GIVEN EXERCISE
Output all of the entries exactly as written.

[Stored items]
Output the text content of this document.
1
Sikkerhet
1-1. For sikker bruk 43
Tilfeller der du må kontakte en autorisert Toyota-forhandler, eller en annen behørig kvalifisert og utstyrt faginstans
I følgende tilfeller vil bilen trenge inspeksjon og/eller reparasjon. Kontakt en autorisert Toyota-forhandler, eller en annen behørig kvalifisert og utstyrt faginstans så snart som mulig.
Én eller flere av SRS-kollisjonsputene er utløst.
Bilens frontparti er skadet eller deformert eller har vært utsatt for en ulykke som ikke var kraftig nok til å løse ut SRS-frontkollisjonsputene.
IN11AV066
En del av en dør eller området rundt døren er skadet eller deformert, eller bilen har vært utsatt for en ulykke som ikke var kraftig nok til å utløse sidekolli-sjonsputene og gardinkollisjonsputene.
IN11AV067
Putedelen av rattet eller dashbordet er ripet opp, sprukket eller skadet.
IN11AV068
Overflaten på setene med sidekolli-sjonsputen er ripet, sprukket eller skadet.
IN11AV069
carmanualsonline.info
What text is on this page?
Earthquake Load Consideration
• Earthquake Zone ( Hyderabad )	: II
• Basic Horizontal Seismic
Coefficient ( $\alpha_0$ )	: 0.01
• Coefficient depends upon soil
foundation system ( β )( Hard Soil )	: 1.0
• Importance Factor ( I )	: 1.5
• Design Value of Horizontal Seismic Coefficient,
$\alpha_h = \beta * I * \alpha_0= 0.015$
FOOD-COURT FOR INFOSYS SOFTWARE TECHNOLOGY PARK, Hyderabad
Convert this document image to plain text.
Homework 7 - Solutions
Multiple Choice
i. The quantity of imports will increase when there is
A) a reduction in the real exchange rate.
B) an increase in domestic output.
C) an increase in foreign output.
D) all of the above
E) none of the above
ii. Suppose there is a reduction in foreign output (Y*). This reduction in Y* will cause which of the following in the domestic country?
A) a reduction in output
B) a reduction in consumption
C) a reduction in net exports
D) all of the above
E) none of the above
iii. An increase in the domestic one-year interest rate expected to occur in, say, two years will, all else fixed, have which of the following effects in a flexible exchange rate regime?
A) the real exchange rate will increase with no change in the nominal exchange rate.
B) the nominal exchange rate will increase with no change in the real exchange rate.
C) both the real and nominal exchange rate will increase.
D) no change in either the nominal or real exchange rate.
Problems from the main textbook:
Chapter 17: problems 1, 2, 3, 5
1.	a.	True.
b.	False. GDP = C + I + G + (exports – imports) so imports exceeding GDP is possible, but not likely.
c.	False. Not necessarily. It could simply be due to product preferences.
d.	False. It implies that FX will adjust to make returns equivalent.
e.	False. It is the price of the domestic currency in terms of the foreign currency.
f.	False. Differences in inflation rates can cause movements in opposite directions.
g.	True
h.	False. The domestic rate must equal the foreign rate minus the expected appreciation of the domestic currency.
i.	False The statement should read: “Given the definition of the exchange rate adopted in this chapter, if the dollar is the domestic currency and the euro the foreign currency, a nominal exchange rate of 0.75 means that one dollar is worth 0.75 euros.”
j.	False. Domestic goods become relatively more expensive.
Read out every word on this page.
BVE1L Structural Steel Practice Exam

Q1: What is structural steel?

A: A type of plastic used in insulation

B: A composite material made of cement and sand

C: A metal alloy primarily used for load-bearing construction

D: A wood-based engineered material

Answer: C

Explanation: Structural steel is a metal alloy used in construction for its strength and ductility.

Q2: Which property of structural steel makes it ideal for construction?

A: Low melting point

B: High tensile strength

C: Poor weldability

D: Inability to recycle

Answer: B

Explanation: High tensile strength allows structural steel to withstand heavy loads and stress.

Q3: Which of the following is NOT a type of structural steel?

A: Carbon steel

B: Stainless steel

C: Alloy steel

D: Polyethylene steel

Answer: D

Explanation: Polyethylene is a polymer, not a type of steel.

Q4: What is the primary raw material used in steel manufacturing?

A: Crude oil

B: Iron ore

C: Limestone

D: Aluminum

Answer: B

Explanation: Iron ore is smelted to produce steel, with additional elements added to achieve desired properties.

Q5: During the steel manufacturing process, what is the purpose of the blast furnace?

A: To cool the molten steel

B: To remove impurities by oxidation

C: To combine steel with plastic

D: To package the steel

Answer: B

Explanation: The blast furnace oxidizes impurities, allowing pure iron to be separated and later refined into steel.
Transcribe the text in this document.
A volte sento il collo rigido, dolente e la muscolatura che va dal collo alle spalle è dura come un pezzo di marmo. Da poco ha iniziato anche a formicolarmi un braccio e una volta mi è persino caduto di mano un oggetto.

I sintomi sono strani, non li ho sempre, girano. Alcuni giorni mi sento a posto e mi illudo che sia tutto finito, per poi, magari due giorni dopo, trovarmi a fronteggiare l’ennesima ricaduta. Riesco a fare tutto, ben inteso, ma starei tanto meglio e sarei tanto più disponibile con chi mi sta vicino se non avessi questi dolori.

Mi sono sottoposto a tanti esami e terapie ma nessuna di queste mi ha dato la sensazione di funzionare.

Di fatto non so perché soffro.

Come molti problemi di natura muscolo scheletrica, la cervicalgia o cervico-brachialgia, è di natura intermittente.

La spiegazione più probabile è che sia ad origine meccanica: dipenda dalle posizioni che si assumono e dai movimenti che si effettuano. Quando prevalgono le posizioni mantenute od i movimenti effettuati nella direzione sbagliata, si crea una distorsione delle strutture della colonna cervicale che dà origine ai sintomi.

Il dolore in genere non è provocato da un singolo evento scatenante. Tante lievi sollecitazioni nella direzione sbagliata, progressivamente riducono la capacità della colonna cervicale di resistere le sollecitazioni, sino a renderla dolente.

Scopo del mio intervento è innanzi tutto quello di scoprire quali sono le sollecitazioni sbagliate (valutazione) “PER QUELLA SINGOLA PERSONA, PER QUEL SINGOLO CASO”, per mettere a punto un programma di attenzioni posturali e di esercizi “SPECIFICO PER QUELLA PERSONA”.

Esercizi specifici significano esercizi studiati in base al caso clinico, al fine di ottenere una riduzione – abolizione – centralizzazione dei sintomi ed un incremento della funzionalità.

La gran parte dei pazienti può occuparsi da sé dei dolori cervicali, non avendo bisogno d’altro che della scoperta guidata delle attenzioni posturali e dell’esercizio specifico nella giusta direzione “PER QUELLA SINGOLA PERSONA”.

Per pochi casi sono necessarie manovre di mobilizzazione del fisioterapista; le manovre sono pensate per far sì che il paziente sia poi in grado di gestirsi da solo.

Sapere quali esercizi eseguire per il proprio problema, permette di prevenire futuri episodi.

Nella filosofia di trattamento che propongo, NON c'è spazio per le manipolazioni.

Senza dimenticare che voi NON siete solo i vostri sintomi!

TASK RESPONSE
Output the text content of this document.
1
Sikkerhet
1-1. For sikker bruk 43
Tilfeller der du må kontakte en autorisert Toyota-forhandler, eller en annen behørig kvalifisert og utstyrt faginstans
I følgende tilfeller vil bilen trenge inspeksjon og/eller reparasjon. Kontakt en autorisert Toyota-forhandler, eller en annen behørig kvalifisert og utstyrt faginstans så snart som mulig.
Én eller flere av SRS-kollisjonsputene er utløst.
Bilens frontparti er skadet eller deformert eller har vært utsatt for en ulykke som ikke var kraftig nok til å løse ut SRS-frontkollisjonsputene.
IN11AV066
En del av en dør eller området rundt døren er skadet eller deformert, eller bilen har vært utsatt for en ulykke som ikke var kraftig nok til å utløse sidekolli-sjonsputene og gardinkollisjonsputene.
IN11AV067
Putedelen av rattet eller dashbordet er ripet opp, sprukket eller skadet.
IN11AV068
Overflaten på setene med sidekolli-sjonsputen er ripet, sprukket eller skadet.
IN11AV069
carmanualsonline.info
What text is on this page?
Earthquake Load Consideration
• Earthquake Zone ( Hyderabad )	: II
• Basic Horizontal Seismic
Coefficient ( $\alpha_0$ )	: 0.01
• Coefficient depends upon soil
foundation system ( β )( Hard Soil )	: 1.0
• Importance Factor ( I )	: 1.5
• Design Value of Horizontal Seismic Coefficient,
$\alpha_h = \beta * I * \alpha_0= 0.015$
FOOD-COURT FOR INFOSYS SOFTWARE TECHNOLOGY PARK, Hyderabad
Convert this document image to plain text.
Homework 7 - Solutions
Multiple Choice
i. The quantity of imports will increase when there is
A) a reduction in the real exchange rate.
B) an increase in domestic output.
C) an increase in foreign output.
D) all of the above
E) none of the above
ii. Suppose there is a reduction in foreign output (Y*). This reduction in Y* will cause which of the following in the domestic country?
A) a reduction in output
B) a reduction in consumption
C) a reduction in net exports
D) all of the above
E) none of the above
iii. An increase in the domestic one-year interest rate expected to occur in, say, two years will, all else fixed, have which of the following effects in a flexible exchange rate regime?
A) the real exchange rate will increase with no change in the nominal exchange rate.
B) the nominal exchange rate will increase with no change in the real exchange rate.
C) both the real and nominal exchange rate will increase.
D) no change in either the nominal or real exchange rate.
Problems from the main textbook:
Chapter 17: problems 1, 2, 3, 5
1.	a.	True.
b.	False. GDP = C + I + G + (exports – imports) so imports exceeding GDP is possible, but not likely.
c.	False. Not necessarily. It could simply be due to product preferences.
d.	False. It implies that FX will adjust to make returns equivalent.
e.	False. It is the price of the domestic currency in terms of the foreign currency.
f.	False. Differences in inflation rates can cause movements in opposite directions.
g.	True
h.	False. The domestic rate must equal the foreign rate minus the expected appreciation of the domestic currency.
i.	False The statement should read: “Given the definition of the exchange rate adopted in this chapter, if the dollar is the domestic currency and the euro the foreign currency, a nominal exchange rate of 0.75 means that one dollar is worth 0.75 euros.”
j.	False. Domestic goods become relatively more expensive.
Read out every word on this page.
BVE1L Structural Steel Practice Exam

Q1: What is structural steel?

A: A type of plastic used in insulation

B: A composite material made of cement and sand

C: A metal alloy primarily used for load-bearing construction

D: A wood-based engineered material

Answer: C

Explanation: Structural steel is a metal alloy used in construction for its strength and ductility.

Q2: Which property of structural steel makes it ideal for construction?

A: Low melting point

B: High tensile strength

C: Poor weldability

D: Inability to recycle

Answer: B

Explanation: High tensile strength allows structural steel to withstand heavy loads and stress.

Q3: Which of the following is NOT a type of structural steel?

A: Carbon steel

B: Stainless steel

C: Alloy steel

D: Polyethylene steel

Answer: D

Explanation: Polyethylene is a polymer, not a type of steel.

Q4: What is the primary raw material used in steel manufacturing?

A: Crude oil

B: Iron ore

C: Limestone

D: Aluminum

Answer: B

Explanation: Iron ore is smelted to produce steel, with additional elements added to achieve desired properties.

Q5: During the steel manufacturing process, what is the purpose of the blast furnace?

A: To cool the molten steel

B: To remove impurities by oxidation

C: To combine steel with plastic

D: To package the steel

Answer: B

Explanation: The blast furnace oxidizes impurities, allowing pure iron to be separated and later refined into steel.
Transcribe the text in this document.
A volte sento il collo rigido, dolente e la muscolatura che va dal collo alle spalle è dura come un pezzo di marmo. Da poco ha iniziato anche a formicolarmi un braccio e una volta mi è persino caduto di mano un oggetto.

I sintomi sono strani, non li ho sempre, girano. Alcuni giorni mi sento a posto e mi illudo che sia tutto finito, per poi, magari due giorni dopo, trovarmi a fronteggiare l’ennesima ricaduta. Riesco a fare tutto, ben inteso, ma starei tanto meglio e sarei tanto più disponibile con chi mi sta vicino se non avessi questi dolori.

Mi sono sottoposto a tanti esami e terapie ma nessuna di queste mi ha dato la sensazione di funzionare.

Di fatto non so perché soffro.

Come molti problemi di natura muscolo scheletrica, la cervicalgia o cervico-brachialgia, è di natura intermittente.

La spiegazione più probabile è che sia ad origine meccanica: dipenda dalle posizioni che si assumono e dai movimenti che si effettuano. Quando prevalgono le posizioni mantenute od i movimenti effettuati nella direzione sbagliata, si crea una distorsione delle strutture della colonna cervicale che dà origine ai sintomi.

Il dolore in genere non è provocato da un singolo evento scatenante. Tante lievi sollecitazioni nella direzione sbagliata, progressivamente riducono la capacità della colonna cervicale di resistere le sollecitazioni, sino a renderla dolente.

Scopo del mio intervento è innanzi tutto quello di scoprire quali sono le sollecitazioni sbagliate (valutazione) “PER QUELLA SINGOLA PERSONA, PER QUEL SINGOLO CASO”, per mettere a punto un programma di attenzioni posturali e di esercizi “SPECIFICO PER QUELLA PERSONA”.

Esercizi specifici significano esercizi studiati in base al caso clinico, al fine di ottenere una riduzione – abolizione – centralizzazione dei sintomi ed un incremento della funzionalità.

La gran parte dei pazienti può occuparsi da sé dei dolori cervicali, non avendo bisogno d’altro che della scoperta guidata delle attenzioni posturali e dell’esercizio specifico nella giusta direzione “PER QUELLA SINGOLA PERSONA”.

Per pochi casi sono necessarie manovre di mobilizzazione del fisioterapista; le manovre sono pensate per far sì che il paziente sia poi in grado di gestirsi da solo.

Sapere quali esercizi eseguire per il proprio problema, permette di prevenire futuri episodi.

Nella filosofia di trattamento che propongo, NON c'è spazio per le manipolazioni.

Senza dimenticare che voi NON siete solo i vostri sintomi!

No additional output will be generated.